*WRITTEN TASK*. Find the lines holding "houses" and copy them.
** START **
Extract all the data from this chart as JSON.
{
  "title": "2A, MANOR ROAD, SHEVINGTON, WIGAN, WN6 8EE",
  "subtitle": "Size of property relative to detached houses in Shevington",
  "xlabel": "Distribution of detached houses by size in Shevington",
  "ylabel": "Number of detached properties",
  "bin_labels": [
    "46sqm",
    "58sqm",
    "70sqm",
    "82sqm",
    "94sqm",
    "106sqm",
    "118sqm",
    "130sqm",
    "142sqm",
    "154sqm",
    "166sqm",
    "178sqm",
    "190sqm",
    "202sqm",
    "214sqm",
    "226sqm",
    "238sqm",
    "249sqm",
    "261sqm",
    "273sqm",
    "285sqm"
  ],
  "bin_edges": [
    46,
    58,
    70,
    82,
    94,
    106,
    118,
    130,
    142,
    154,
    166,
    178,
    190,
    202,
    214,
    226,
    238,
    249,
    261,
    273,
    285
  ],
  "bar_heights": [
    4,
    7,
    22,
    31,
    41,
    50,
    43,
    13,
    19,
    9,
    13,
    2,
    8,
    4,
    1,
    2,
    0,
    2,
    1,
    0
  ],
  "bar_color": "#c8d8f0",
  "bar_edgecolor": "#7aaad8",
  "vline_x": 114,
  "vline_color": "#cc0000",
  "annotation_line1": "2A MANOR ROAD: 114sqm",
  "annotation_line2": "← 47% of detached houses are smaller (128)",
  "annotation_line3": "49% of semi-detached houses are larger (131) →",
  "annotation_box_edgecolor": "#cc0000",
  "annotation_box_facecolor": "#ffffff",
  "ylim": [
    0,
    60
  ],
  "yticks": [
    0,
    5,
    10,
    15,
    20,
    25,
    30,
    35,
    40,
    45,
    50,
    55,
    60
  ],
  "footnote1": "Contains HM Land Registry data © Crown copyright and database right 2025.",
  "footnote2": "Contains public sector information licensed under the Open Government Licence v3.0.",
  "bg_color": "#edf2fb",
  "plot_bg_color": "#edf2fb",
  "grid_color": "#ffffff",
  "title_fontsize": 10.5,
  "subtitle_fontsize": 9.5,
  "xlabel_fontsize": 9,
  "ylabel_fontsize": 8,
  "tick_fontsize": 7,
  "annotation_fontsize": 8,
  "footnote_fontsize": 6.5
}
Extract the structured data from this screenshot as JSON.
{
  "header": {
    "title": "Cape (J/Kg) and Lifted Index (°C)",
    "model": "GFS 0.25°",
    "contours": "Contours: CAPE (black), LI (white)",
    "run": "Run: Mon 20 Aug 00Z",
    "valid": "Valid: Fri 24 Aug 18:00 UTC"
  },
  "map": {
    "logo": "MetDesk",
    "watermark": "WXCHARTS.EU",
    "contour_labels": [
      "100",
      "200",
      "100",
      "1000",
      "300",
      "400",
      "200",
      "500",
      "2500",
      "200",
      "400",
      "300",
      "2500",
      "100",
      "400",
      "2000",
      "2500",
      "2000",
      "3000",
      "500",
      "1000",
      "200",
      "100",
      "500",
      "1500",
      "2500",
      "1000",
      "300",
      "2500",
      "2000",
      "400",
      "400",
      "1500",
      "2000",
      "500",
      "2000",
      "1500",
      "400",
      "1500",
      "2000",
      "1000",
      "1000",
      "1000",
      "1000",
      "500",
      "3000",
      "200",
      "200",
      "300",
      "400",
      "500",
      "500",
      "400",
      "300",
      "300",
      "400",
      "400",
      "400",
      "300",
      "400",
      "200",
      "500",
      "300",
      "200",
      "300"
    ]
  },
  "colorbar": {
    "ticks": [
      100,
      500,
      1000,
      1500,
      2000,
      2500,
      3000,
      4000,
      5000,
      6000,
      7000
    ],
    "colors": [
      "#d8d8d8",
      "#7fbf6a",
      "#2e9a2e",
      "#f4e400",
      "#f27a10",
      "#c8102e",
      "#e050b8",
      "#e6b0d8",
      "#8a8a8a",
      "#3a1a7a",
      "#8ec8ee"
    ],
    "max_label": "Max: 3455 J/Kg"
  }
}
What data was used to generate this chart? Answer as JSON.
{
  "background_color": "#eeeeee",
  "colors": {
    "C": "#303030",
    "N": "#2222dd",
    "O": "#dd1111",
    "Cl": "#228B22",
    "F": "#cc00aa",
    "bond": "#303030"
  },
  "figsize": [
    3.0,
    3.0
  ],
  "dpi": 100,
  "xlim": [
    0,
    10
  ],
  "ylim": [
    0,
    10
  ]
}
** END **
*RESPONSE TO THE TASK*.
  "subtitle": "Size of property relative to detached houses in Shevington",
  "xlabel": "Distribution of detached houses by size in Shevington",
  "annotation_line2": "← 47% of detached houses are smaller (128)",
  "annotation_line3": "49% of semi-detached houses are larger (131) →",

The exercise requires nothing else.